## What you need to do
Go through the listing and set it down exactly, leaving out its pictures.
--------------------------------
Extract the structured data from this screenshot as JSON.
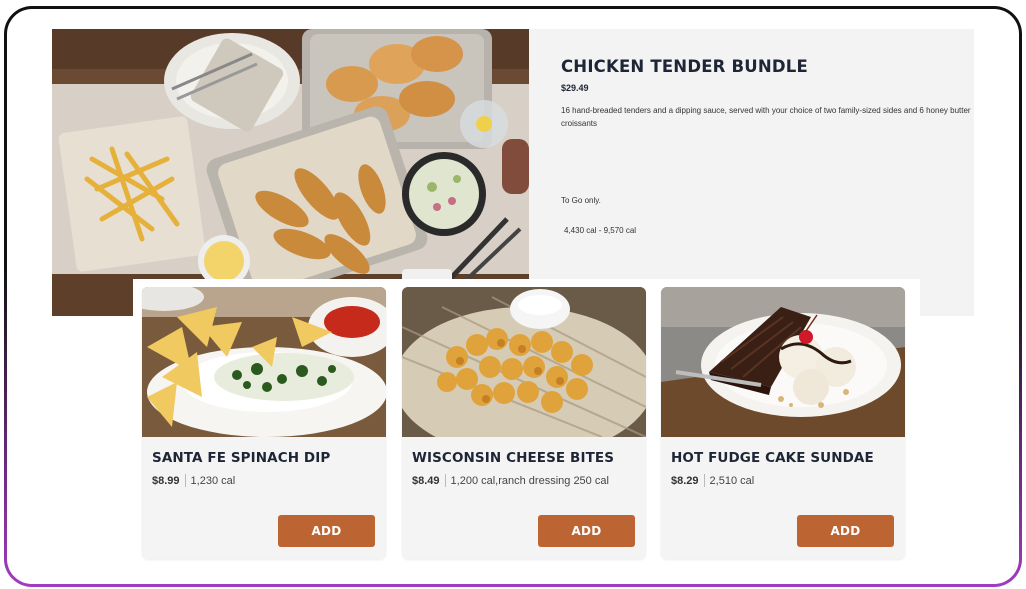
{
  "featured": {
    "title": "CHICKEN TENDER BUNDLE",
    "price": "$29.49",
    "description": "16 hand-breaded tenders and a dipping sauce, served with your choice of two family-sized sides and 6 honey butter croissants",
    "availability": "To Go only.",
    "calories": "4,430 cal - 9,570 cal"
  },
  "items": [
    {
      "title": "SANTA FE SPINACH DIP",
      "price": "$8.99",
      "calories": "1,230 cal",
      "button": "ADD"
    },
    {
      "title": "WISCONSIN CHEESE BITES",
      "price": "$8.49",
      "calories": "1,200 cal,ranch dressing 250 cal",
      "button": "ADD"
    },
    {
      "title": "HOT FUDGE CAKE SUNDAE",
      "price": "$8.29",
      "calories": "2,510 cal",
      "button": "ADD"
    }
  ],
  "colors": {
    "button": "#bc6533",
    "title": "#1e2536",
    "frame_accent": "#a23bc0"
  }
}
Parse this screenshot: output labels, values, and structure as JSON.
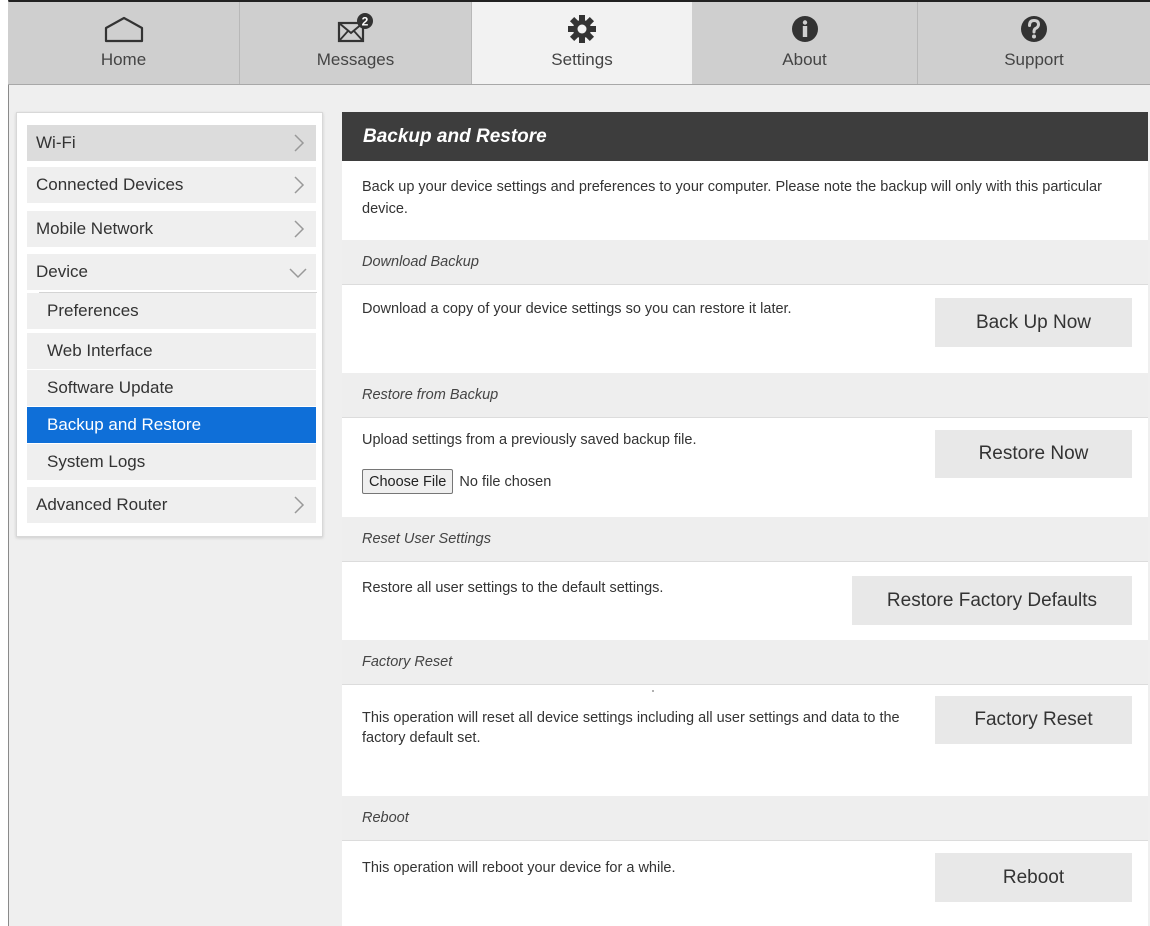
{
  "nav": {
    "tabs": [
      {
        "label": "Home",
        "icon": "home-icon"
      },
      {
        "label": "Messages",
        "icon": "mail-icon",
        "badge": "2"
      },
      {
        "label": "Settings",
        "icon": "gear-icon"
      },
      {
        "label": "About",
        "icon": "info-icon"
      },
      {
        "label": "Support",
        "icon": "help-icon"
      }
    ],
    "active_tab": "Settings"
  },
  "sidebar": {
    "items": [
      {
        "label": "Wi-Fi"
      },
      {
        "label": "Connected Devices"
      },
      {
        "label": "Mobile Network"
      },
      {
        "label": "Device"
      },
      {
        "label": "Advanced Router"
      }
    ],
    "device_sub": [
      {
        "label": "Preferences"
      },
      {
        "label": "Web Interface"
      },
      {
        "label": "Software Update"
      },
      {
        "label": "Backup and Restore"
      },
      {
        "label": "System Logs"
      }
    ],
    "selected": "Backup and Restore"
  },
  "main": {
    "title": "Backup and Restore",
    "intro": "Back up your device settings and preferences to your computer. Please note the backup will only with this particular device.",
    "sections": [
      {
        "heading": "Download Backup",
        "text": "Download a copy of your device settings so you can restore it later.",
        "button": "Back Up Now"
      },
      {
        "heading": "Restore from Backup",
        "text": "Upload settings from a previously saved backup file.",
        "button": "Restore Now",
        "file_button": "Choose File",
        "file_status": "No file chosen"
      },
      {
        "heading": "Reset User Settings",
        "text": "Restore all user settings to the default settings.",
        "button": "Restore Factory Defaults"
      },
      {
        "heading": "Factory Reset",
        "text": "This operation will reset all device settings including all user settings and data to the factory default set.",
        "button": "Factory Reset"
      },
      {
        "heading": "Reboot",
        "text": "This operation will reboot your device for a while.",
        "button": "Reboot"
      }
    ]
  },
  "colors": {
    "header_bg": "#3d3d3d",
    "selected_bg": "#0f6fd8",
    "nav_bg": "#cfcfcf",
    "active_tab_bg": "#f2f2f2"
  }
}
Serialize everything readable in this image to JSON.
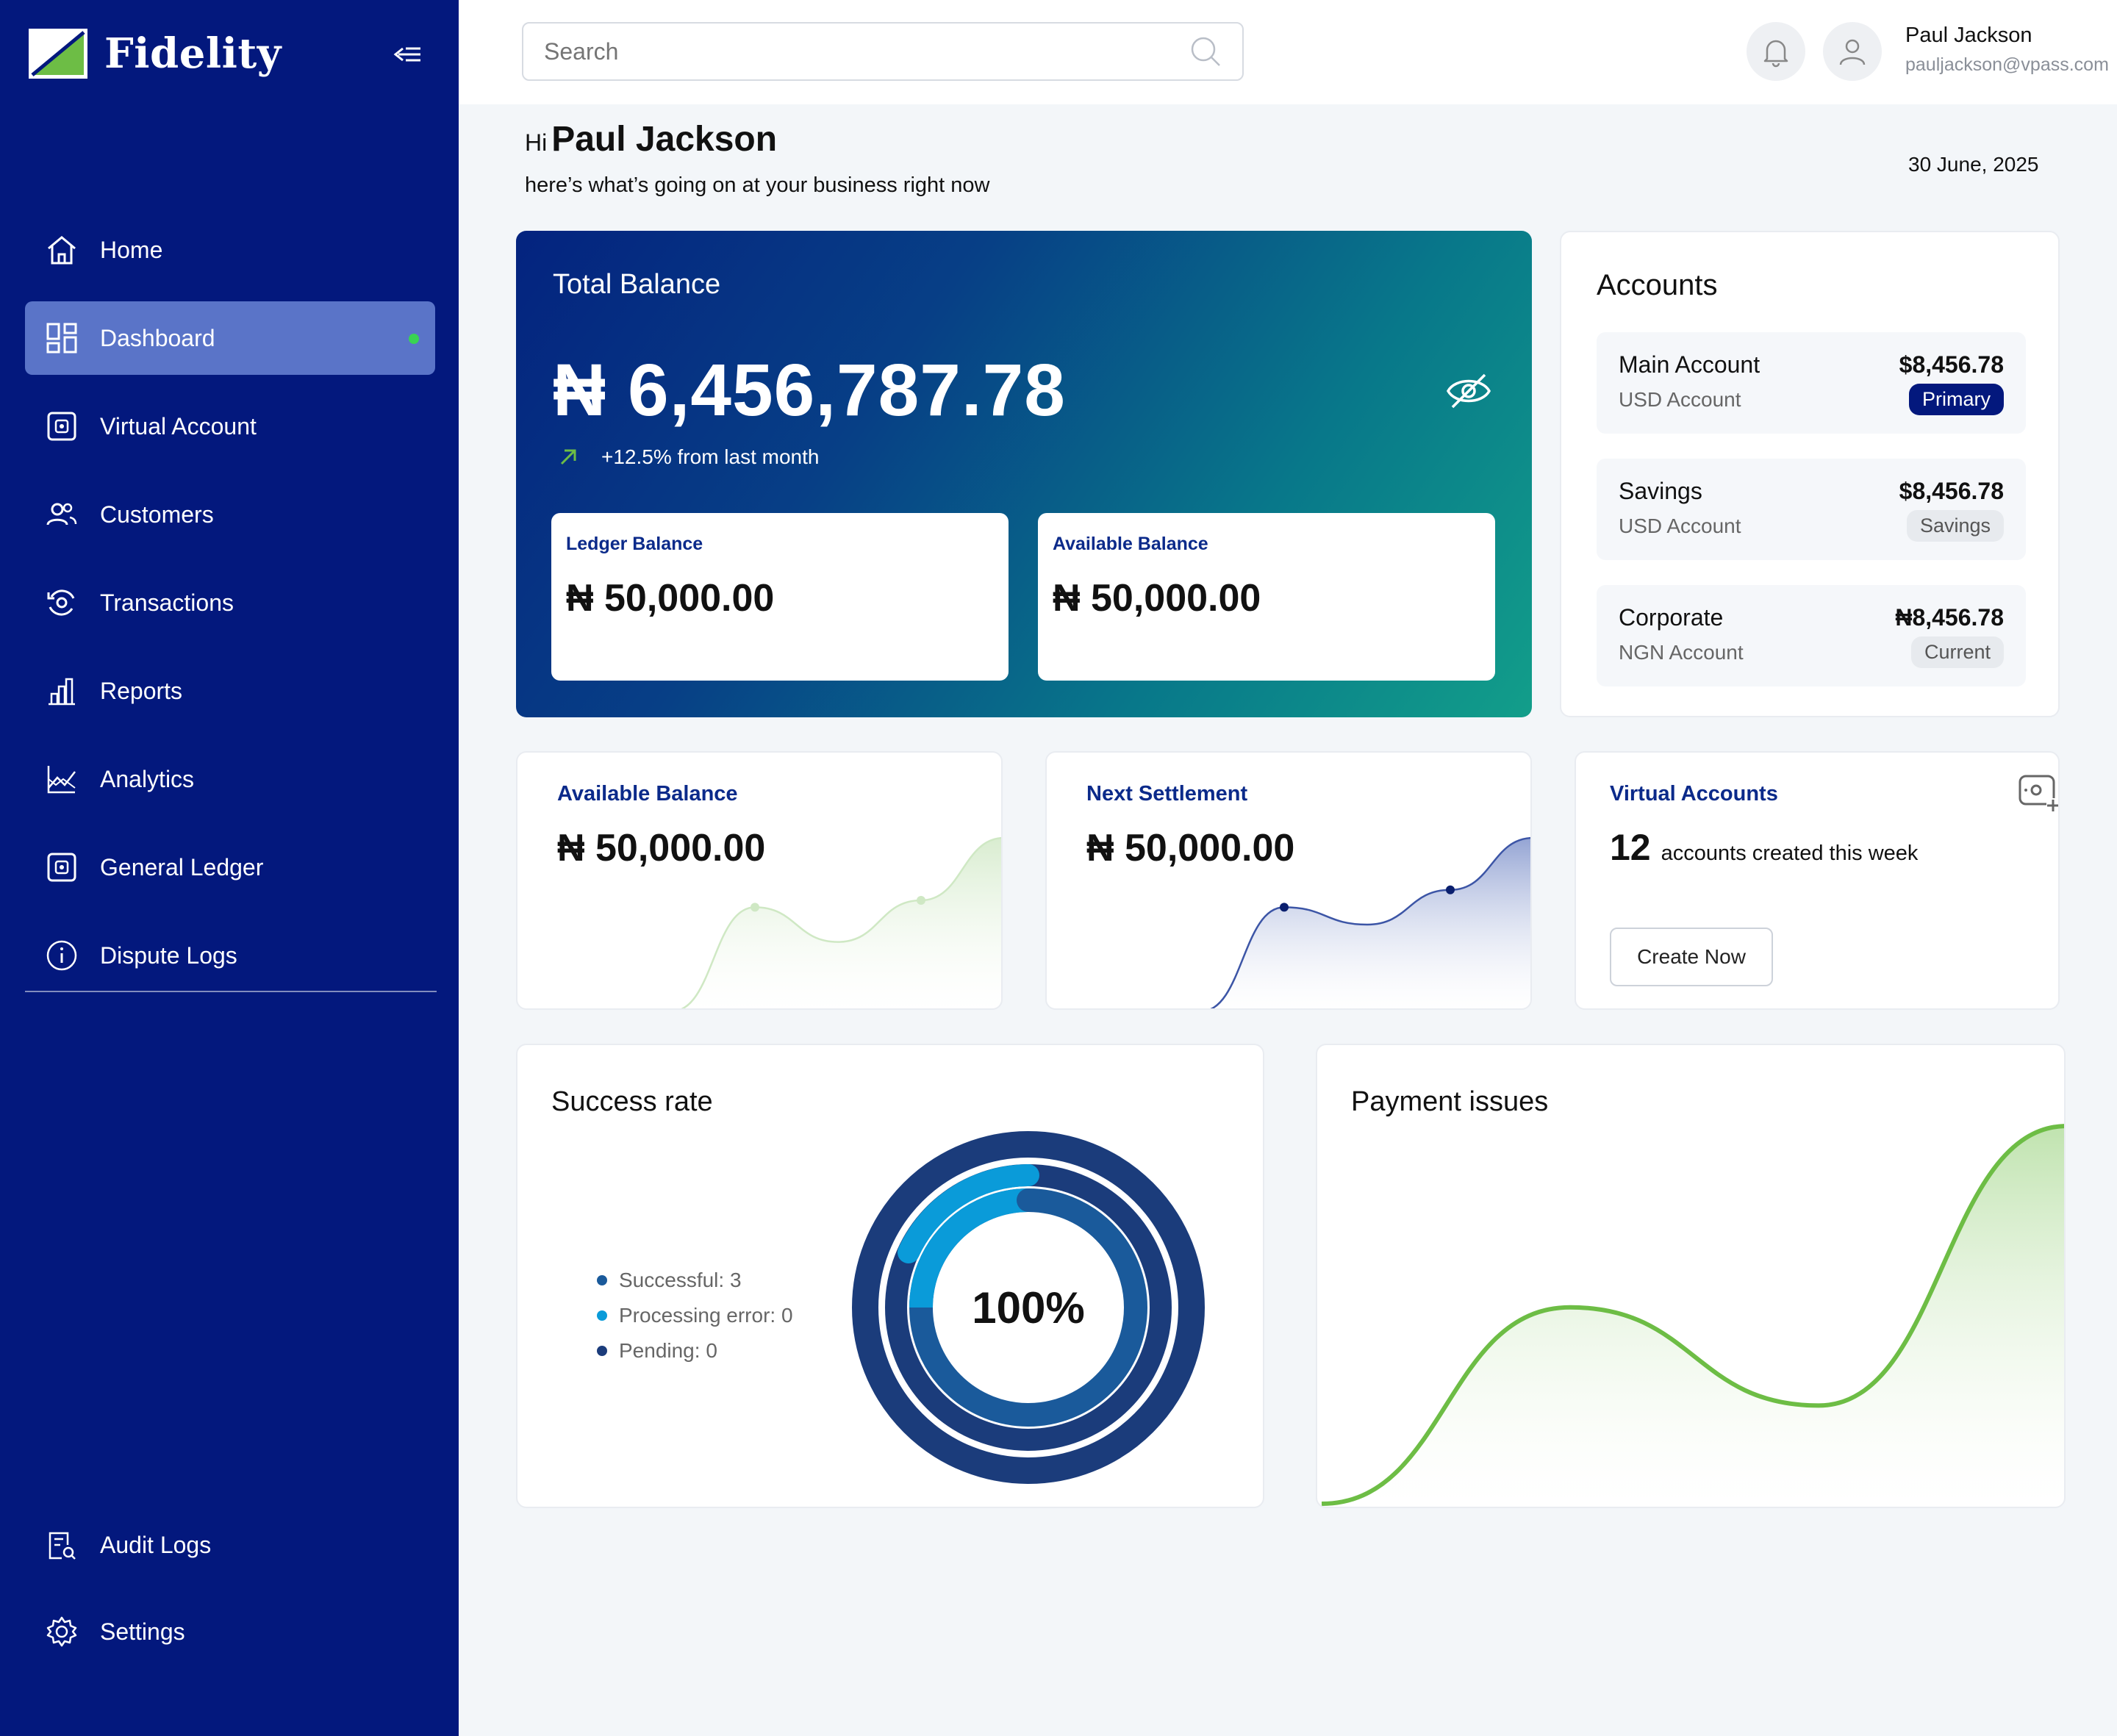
{
  "app": {
    "brand": "Fidelity"
  },
  "sidebar": {
    "items": [
      {
        "label": "Home",
        "icon": "home-icon"
      },
      {
        "label": "Dashboard",
        "icon": "dashboard-icon",
        "active": true
      },
      {
        "label": "Virtual Account",
        "icon": "virtual-account-icon"
      },
      {
        "label": "Customers",
        "icon": "customers-icon"
      },
      {
        "label": "Transactions",
        "icon": "transactions-icon"
      },
      {
        "label": "Reports",
        "icon": "reports-icon"
      },
      {
        "label": "Analytics",
        "icon": "analytics-icon"
      },
      {
        "label": "General Ledger",
        "icon": "ledger-icon"
      },
      {
        "label": "Dispute Logs",
        "icon": "info-icon"
      }
    ],
    "bottom": [
      {
        "label": "Audit Logs",
        "icon": "audit-icon"
      },
      {
        "label": "Settings",
        "icon": "gear-icon"
      }
    ]
  },
  "header": {
    "search_placeholder": "Search",
    "user_name": "Paul Jackson",
    "user_email": "pauljackson@vpass.com"
  },
  "greeting": {
    "hi": "Hi",
    "name": "Paul Jackson",
    "subtitle": "here’s what’s going on at your business right now",
    "date": "30 June, 2025"
  },
  "total_balance": {
    "label": "Total Balance",
    "value": "₦ 6,456,787.78",
    "trend": "+12.5% from last month",
    "ledger_label": "Ledger Balance",
    "ledger_value": "₦ 50,000.00",
    "available_label": "Available Balance",
    "available_value": "₦ 50,000.00"
  },
  "accounts": {
    "title": "Accounts",
    "items": [
      {
        "name": "Main Account",
        "type": "USD Account",
        "balance": "$8,456.78",
        "badge": "Primary"
      },
      {
        "name": "Savings",
        "type": "USD Account",
        "balance": "$8,456.78",
        "badge": "Savings"
      },
      {
        "name": "Corporate",
        "type": "NGN Account",
        "balance": "₦8,456.78",
        "badge": "Current"
      }
    ]
  },
  "available_balance": {
    "title": "Available Balance",
    "value": "₦ 50,000.00"
  },
  "next_settlement": {
    "title": "Next Settlement",
    "value": "₦ 50,000.00"
  },
  "virtual_accounts": {
    "title": "Virtual Accounts",
    "count": "12",
    "text": "accounts created this week",
    "button": "Create Now"
  },
  "success_rate": {
    "title": "Success rate",
    "center_label": "100%",
    "legend": [
      {
        "label": "Successful: 3",
        "color": "#1a5a9b"
      },
      {
        "label": "Processing error: 0",
        "color": "#0a9bd9"
      },
      {
        "label": "Pending: 0",
        "color": "#1b3c7b"
      }
    ]
  },
  "payment_issues": {
    "title": "Payment issues"
  },
  "colors": {
    "sidebar": "#03187d",
    "accent_green": "#6dbd45",
    "active_item": "#5a74c8",
    "navy": "#0b2a8a"
  },
  "chart_data": [
    {
      "type": "area",
      "series": [
        {
          "values": [
            0,
            3,
            2,
            3.2,
            5
          ]
        }
      ],
      "color": "#cfe8c4"
    },
    {
      "type": "area",
      "series": [
        {
          "values": [
            0,
            3,
            2.5,
            3.5,
            5
          ]
        }
      ],
      "color": "#8e9fd1"
    },
    {
      "type": "pie",
      "categories": [
        "Successful",
        "Processing error",
        "Pending"
      ],
      "values": [
        3,
        0,
        0
      ]
    },
    {
      "type": "area",
      "series": [
        {
          "values": [
            0,
            2.6,
            1.3,
            5
          ]
        }
      ],
      "color": "#6dbd45"
    }
  ]
}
--------------------------------
## Task solution
Extract the structured data from this screenshot as JSON.
{
  "featured": {
    "title": "CHICKEN TENDER BUNDLE",
    "price": "$29.49",
    "description": "16 hand-breaded tenders and a dipping sauce, served with your choice of two family-sized sides and 6 honey butter croissants",
    "availability": "To Go only.",
    "calories": "4,430 cal - 9,570 cal"
  },
  "items": [
    {
      "title": "SANTA FE SPINACH DIP",
      "price": "$8.99",
      "calories": "1,230 cal",
      "button": "ADD"
    },
    {
      "title": "WISCONSIN CHEESE BITES",
      "price": "$8.49",
      "calories": "1,200 cal,ranch dressing 250 cal",
      "button": "ADD"
    },
    {
      "title": "HOT FUDGE CAKE SUNDAE",
      "price": "$8.29",
      "calories": "2,510 cal",
      "button": "ADD"
    }
  ],
  "colors": {
    "button": "#bc6533",
    "title": "#1e2536",
    "frame_accent": "#a23bc0"
  }
}
Parse this screenshot: output labels, values, and structure as JSON.
{
  "nav": {
    "tabs": [
      {
        "label": "Home",
        "icon": "home-icon"
      },
      {
        "label": "Messages",
        "icon": "mail-icon",
        "badge": "2"
      },
      {
        "label": "Settings",
        "icon": "gear-icon"
      },
      {
        "label": "About",
        "icon": "info-icon"
      },
      {
        "label": "Support",
        "icon": "help-icon"
      }
    ],
    "active_tab": "Settings"
  },
  "sidebar": {
    "items": [
      {
        "label": "Wi-Fi"
      },
      {
        "label": "Connected Devices"
      },
      {
        "label": "Mobile Network"
      },
      {
        "label": "Device"
      },
      {
        "label": "Advanced Router"
      }
    ],
    "device_sub": [
      {
        "label": "Preferences"
      },
      {
        "label": "Web Interface"
      },
      {
        "label": "Software Update"
      },
      {
        "label": "Backup and Restore"
      },
      {
        "label": "System Logs"
      }
    ],
    "selected": "Backup and Restore"
  },
  "main": {
    "title": "Backup and Restore",
    "intro": "Back up your device settings and preferences to your computer. Please note the backup will only with this particular device.",
    "sections": [
      {
        "heading": "Download Backup",
        "text": "Download a copy of your device settings so you can restore it later.",
        "button": "Back Up Now"
      },
      {
        "heading": "Restore from Backup",
        "text": "Upload settings from a previously saved backup file.",
        "button": "Restore Now",
        "file_button": "Choose File",
        "file_status": "No file chosen"
      },
      {
        "heading": "Reset User Settings",
        "text": "Restore all user settings to the default settings.",
        "button": "Restore Factory Defaults"
      },
      {
        "heading": "Factory Reset",
        "text": "This operation will reset all device settings including all user settings and data to the factory default set.",
        "button": "Factory Reset"
      },
      {
        "heading": "Reboot",
        "text": "This operation will reboot your device for a while.",
        "button": "Reboot"
      }
    ]
  },
  "colors": {
    "header_bg": "#3d3d3d",
    "selected_bg": "#0f6fd8",
    "nav_bg": "#cfcfcf",
    "active_tab_bg": "#f2f2f2"
  }
}
Serialize everything readable in this image to JSON.
{
  "app": {
    "brand": "Fidelity"
  },
  "sidebar": {
    "items": [
      {
        "label": "Home",
        "icon": "home-icon"
      },
      {
        "label": "Dashboard",
        "icon": "dashboard-icon",
        "active": true
      },
      {
        "label": "Virtual Account",
        "icon": "virtual-account-icon"
      },
      {
        "label": "Customers",
        "icon": "customers-icon"
      },
      {
        "label": "Transactions",
        "icon": "transactions-icon"
      },
      {
        "label": "Reports",
        "icon": "reports-icon"
      },
      {
        "label": "Analytics",
        "icon": "analytics-icon"
      },
      {
        "label": "General Ledger",
        "icon": "ledger-icon"
      },
      {
        "label": "Dispute Logs",
        "icon": "info-icon"
      }
    ],
    "bottom": [
      {
        "label": "Audit Logs",
        "icon": "audit-icon"
      },
      {
        "label": "Settings",
        "icon": "gear-icon"
      }
    ]
  },
  "header": {
    "search_placeholder": "Search",
    "user_name": "Paul Jackson",
    "user_email": "pauljackson@vpass.com"
  },
  "greeting": {
    "hi": "Hi",
    "name": "Paul Jackson",
    "subtitle": "here’s what’s going on at your business right now",
    "date": "30 June, 2025"
  },
  "total_balance": {
    "label": "Total Balance",
    "value": "₦ 6,456,787.78",
    "trend": "+12.5% from last month",
    "ledger_label": "Ledger Balance",
    "ledger_value": "₦ 50,000.00",
    "available_label": "Available Balance",
    "available_value": "₦ 50,000.00"
  },
  "accounts": {
    "title": "Accounts",
    "items": [
      {
        "name": "Main Account",
        "type": "USD Account",
        "balance": "$8,456.78",
        "badge": "Primary"
      },
      {
        "name": "Savings",
        "type": "USD Account",
        "balance": "$8,456.78",
        "badge": "Savings"
      },
      {
        "name": "Corporate",
        "type": "NGN Account",
        "balance": "₦8,456.78",
        "badge": "Current"
      }
    ]
  },
  "available_balance": {
    "title": "Available Balance",
    "value": "₦ 50,000.00"
  },
  "next_settlement": {
    "title": "Next Settlement",
    "value": "₦ 50,000.00"
  },
  "virtual_accounts": {
    "title": "Virtual Accounts",
    "count": "12",
    "text": "accounts created this week",
    "button": "Create Now"
  },
  "success_rate": {
    "title": "Success rate",
    "center_label": "100%",
    "legend": [
      {
        "label": "Successful: 3",
        "color": "#1a5a9b"
      },
      {
        "label": "Processing error: 0",
        "color": "#0a9bd9"
      },
      {
        "label": "Pending: 0",
        "color": "#1b3c7b"
      }
    ]
  },
  "payment_issues": {
    "title": "Payment issues"
  },
  "colors": {
    "sidebar": "#03187d",
    "accent_green": "#6dbd45",
    "active_item": "#5a74c8",
    "navy": "#0b2a8a"
  },
  "chart_data": [
    {
      "type": "area",
      "series": [
        {
          "values": [
            0,
            3,
            2,
            3.2,
            5
          ]
        }
      ],
      "color": "#cfe8c4"
    },
    {
      "type": "area",
      "series": [
        {
          "values": [
            0,
            3,
            2.5,
            3.5,
            5
          ]
        }
      ],
      "color": "#8e9fd1"
    },
    {
      "type": "pie",
      "categories": [
        "Successful",
        "Processing error",
        "Pending"
      ],
      "values": [
        3,
        0,
        0
      ]
    },
    {
      "type": "area",
      "series": [
        {
          "values": [
            0,
            2.6,
            1.3,
            5
          ]
        }
      ],
      "color": "#6dbd45"
    }
  ]
}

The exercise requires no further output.